(Figure record extracts)
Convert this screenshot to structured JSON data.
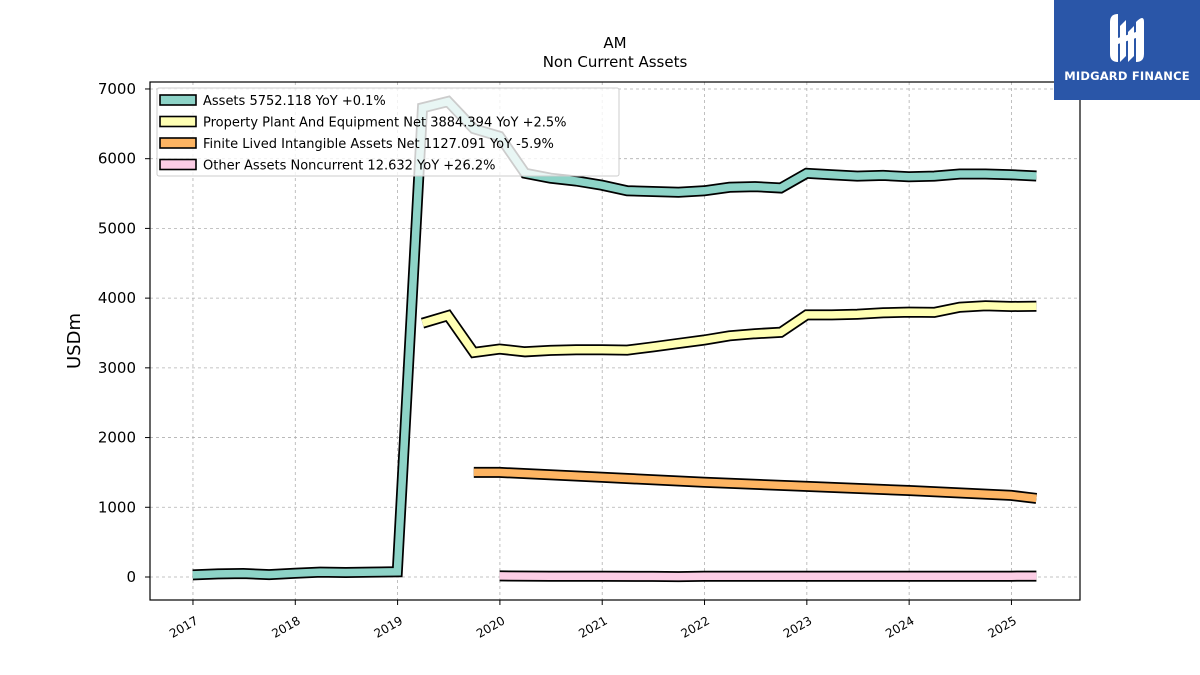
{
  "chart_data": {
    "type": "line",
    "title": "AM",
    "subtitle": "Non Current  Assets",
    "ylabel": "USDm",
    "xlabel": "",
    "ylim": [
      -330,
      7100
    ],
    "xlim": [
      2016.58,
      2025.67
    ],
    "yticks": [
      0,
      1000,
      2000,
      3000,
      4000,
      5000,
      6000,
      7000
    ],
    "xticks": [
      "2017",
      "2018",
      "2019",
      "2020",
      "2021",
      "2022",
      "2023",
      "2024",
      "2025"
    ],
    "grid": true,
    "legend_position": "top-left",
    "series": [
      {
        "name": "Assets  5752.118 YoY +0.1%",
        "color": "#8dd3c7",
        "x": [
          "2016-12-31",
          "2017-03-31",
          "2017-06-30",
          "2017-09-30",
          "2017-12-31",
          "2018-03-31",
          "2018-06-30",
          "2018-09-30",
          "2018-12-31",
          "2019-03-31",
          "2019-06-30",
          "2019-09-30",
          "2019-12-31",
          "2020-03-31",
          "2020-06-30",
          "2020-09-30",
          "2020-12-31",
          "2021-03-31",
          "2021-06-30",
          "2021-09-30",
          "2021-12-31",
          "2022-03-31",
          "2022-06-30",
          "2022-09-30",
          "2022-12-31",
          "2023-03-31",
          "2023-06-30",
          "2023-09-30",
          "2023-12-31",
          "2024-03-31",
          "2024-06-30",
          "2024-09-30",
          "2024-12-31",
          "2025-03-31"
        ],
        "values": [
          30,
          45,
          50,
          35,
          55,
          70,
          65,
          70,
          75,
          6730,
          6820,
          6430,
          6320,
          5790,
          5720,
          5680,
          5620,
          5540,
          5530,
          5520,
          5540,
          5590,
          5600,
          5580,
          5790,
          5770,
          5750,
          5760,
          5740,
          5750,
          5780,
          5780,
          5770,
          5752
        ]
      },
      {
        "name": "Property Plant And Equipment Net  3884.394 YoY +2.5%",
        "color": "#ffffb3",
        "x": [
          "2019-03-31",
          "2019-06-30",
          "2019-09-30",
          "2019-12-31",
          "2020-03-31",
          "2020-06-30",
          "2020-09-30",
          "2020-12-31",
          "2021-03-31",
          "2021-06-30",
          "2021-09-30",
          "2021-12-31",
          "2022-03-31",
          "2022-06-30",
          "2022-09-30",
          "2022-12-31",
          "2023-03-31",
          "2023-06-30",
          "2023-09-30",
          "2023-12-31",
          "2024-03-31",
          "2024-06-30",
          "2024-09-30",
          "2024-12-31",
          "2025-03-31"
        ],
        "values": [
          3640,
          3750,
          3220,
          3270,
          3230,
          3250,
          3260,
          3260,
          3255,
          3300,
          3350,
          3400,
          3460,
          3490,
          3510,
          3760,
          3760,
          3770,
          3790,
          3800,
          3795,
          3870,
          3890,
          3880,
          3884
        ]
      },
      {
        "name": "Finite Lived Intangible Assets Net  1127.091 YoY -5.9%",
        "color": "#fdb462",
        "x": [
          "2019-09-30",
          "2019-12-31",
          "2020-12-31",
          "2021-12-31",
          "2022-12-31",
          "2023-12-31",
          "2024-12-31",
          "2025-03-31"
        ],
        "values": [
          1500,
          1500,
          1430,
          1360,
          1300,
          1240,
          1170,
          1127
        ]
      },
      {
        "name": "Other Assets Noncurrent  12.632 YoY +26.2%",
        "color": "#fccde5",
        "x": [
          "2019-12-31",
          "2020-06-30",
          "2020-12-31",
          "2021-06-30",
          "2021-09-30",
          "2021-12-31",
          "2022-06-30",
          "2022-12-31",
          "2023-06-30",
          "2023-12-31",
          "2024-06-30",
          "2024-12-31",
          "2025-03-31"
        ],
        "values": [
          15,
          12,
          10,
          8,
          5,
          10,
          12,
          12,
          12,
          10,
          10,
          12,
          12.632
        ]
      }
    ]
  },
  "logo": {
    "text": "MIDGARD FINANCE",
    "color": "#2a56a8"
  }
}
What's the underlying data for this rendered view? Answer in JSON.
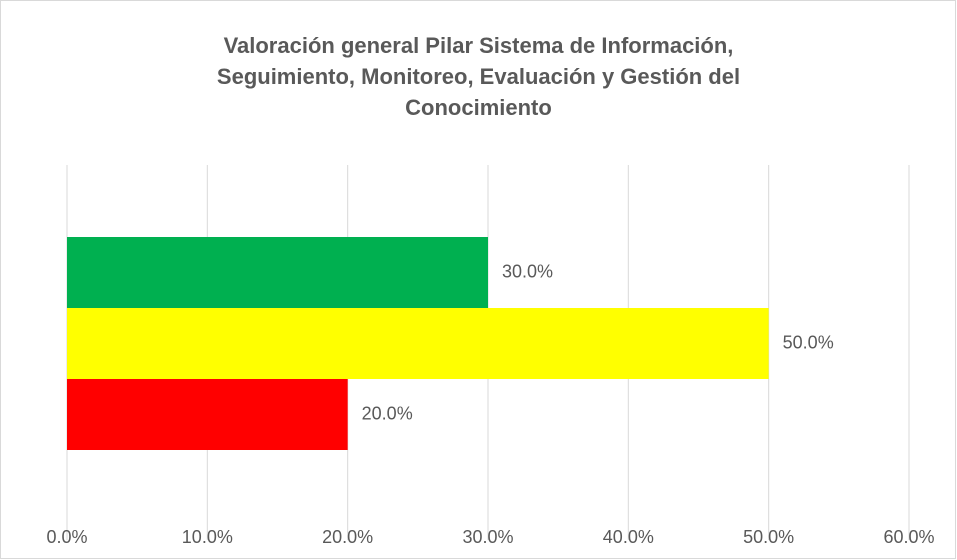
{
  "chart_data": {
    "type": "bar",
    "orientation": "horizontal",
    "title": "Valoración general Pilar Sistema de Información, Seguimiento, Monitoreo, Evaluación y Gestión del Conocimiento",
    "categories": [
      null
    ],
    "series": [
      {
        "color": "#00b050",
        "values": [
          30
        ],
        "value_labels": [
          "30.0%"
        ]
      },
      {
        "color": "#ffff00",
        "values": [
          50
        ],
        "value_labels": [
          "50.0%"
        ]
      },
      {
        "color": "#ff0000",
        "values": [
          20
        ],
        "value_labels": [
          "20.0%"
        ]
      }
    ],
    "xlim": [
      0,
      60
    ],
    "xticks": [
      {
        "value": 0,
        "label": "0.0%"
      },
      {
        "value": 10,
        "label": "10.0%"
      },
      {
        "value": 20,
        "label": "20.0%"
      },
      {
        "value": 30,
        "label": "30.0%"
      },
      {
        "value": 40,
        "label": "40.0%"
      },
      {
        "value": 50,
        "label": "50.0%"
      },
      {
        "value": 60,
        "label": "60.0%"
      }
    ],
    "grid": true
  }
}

▶ **What to produce**: Without the pictures, copy the material exactly as given.

▶ **Exercise response**:
Convert this screenshot to structured JSON data.
{
  "chart_data": {
    "type": "line",
    "title": "AM",
    "subtitle": "Non Current  Assets",
    "ylabel": "USDm",
    "xlabel": "",
    "ylim": [
      -330,
      7100
    ],
    "xlim": [
      2016.58,
      2025.67
    ],
    "yticks": [
      0,
      1000,
      2000,
      3000,
      4000,
      5000,
      6000,
      7000
    ],
    "xticks": [
      "2017",
      "2018",
      "2019",
      "2020",
      "2021",
      "2022",
      "2023",
      "2024",
      "2025"
    ],
    "grid": true,
    "legend_position": "top-left",
    "series": [
      {
        "name": "Assets  5752.118 YoY +0.1%",
        "color": "#8dd3c7",
        "x": [
          "2016-12-31",
          "2017-03-31",
          "2017-06-30",
          "2017-09-30",
          "2017-12-31",
          "2018-03-31",
          "2018-06-30",
          "2018-09-30",
          "2018-12-31",
          "2019-03-31",
          "2019-06-30",
          "2019-09-30",
          "2019-12-31",
          "2020-03-31",
          "2020-06-30",
          "2020-09-30",
          "2020-12-31",
          "2021-03-31",
          "2021-06-30",
          "2021-09-30",
          "2021-12-31",
          "2022-03-31",
          "2022-06-30",
          "2022-09-30",
          "2022-12-31",
          "2023-03-31",
          "2023-06-30",
          "2023-09-30",
          "2023-12-31",
          "2024-03-31",
          "2024-06-30",
          "2024-09-30",
          "2024-12-31",
          "2025-03-31"
        ],
        "values": [
          30,
          45,
          50,
          35,
          55,
          70,
          65,
          70,
          75,
          6730,
          6820,
          6430,
          6320,
          5790,
          5720,
          5680,
          5620,
          5540,
          5530,
          5520,
          5540,
          5590,
          5600,
          5580,
          5790,
          5770,
          5750,
          5760,
          5740,
          5750,
          5780,
          5780,
          5770,
          5752
        ]
      },
      {
        "name": "Property Plant And Equipment Net  3884.394 YoY +2.5%",
        "color": "#ffffb3",
        "x": [
          "2019-03-31",
          "2019-06-30",
          "2019-09-30",
          "2019-12-31",
          "2020-03-31",
          "2020-06-30",
          "2020-09-30",
          "2020-12-31",
          "2021-03-31",
          "2021-06-30",
          "2021-09-30",
          "2021-12-31",
          "2022-03-31",
          "2022-06-30",
          "2022-09-30",
          "2022-12-31",
          "2023-03-31",
          "2023-06-30",
          "2023-09-30",
          "2023-12-31",
          "2024-03-31",
          "2024-06-30",
          "2024-09-30",
          "2024-12-31",
          "2025-03-31"
        ],
        "values": [
          3640,
          3750,
          3220,
          3270,
          3230,
          3250,
          3260,
          3260,
          3255,
          3300,
          3350,
          3400,
          3460,
          3490,
          3510,
          3760,
          3760,
          3770,
          3790,
          3800,
          3795,
          3870,
          3890,
          3880,
          3884
        ]
      },
      {
        "name": "Finite Lived Intangible Assets Net  1127.091 YoY -5.9%",
        "color": "#fdb462",
        "x": [
          "2019-09-30",
          "2019-12-31",
          "2020-12-31",
          "2021-12-31",
          "2022-12-31",
          "2023-12-31",
          "2024-12-31",
          "2025-03-31"
        ],
        "values": [
          1500,
          1500,
          1430,
          1360,
          1300,
          1240,
          1170,
          1127
        ]
      },
      {
        "name": "Other Assets Noncurrent  12.632 YoY +26.2%",
        "color": "#fccde5",
        "x": [
          "2019-12-31",
          "2020-06-30",
          "2020-12-31",
          "2021-06-30",
          "2021-09-30",
          "2021-12-31",
          "2022-06-30",
          "2022-12-31",
          "2023-06-30",
          "2023-12-31",
          "2024-06-30",
          "2024-12-31",
          "2025-03-31"
        ],
        "values": [
          15,
          12,
          10,
          8,
          5,
          10,
          12,
          12,
          12,
          10,
          10,
          12,
          12.632
        ]
      }
    ]
  },
  "logo": {
    "text": "MIDGARD FINANCE",
    "color": "#2a56a8"
  }
}
What's the underlying data for this rendered view? Answer in JSON.
{
  "chart_data": {
    "type": "bar",
    "orientation": "horizontal",
    "title": "Valoración general Pilar Sistema de Información, Seguimiento, Monitoreo, Evaluación y Gestión del Conocimiento",
    "categories": [
      null
    ],
    "series": [
      {
        "color": "#00b050",
        "values": [
          30
        ],
        "value_labels": [
          "30.0%"
        ]
      },
      {
        "color": "#ffff00",
        "values": [
          50
        ],
        "value_labels": [
          "50.0%"
        ]
      },
      {
        "color": "#ff0000",
        "values": [
          20
        ],
        "value_labels": [
          "20.0%"
        ]
      }
    ],
    "xlim": [
      0,
      60
    ],
    "xticks": [
      {
        "value": 0,
        "label": "0.0%"
      },
      {
        "value": 10,
        "label": "10.0%"
      },
      {
        "value": 20,
        "label": "20.0%"
      },
      {
        "value": 30,
        "label": "30.0%"
      },
      {
        "value": 40,
        "label": "40.0%"
      },
      {
        "value": 50,
        "label": "50.0%"
      },
      {
        "value": 60,
        "label": "60.0%"
      }
    ],
    "grid": true
  }
}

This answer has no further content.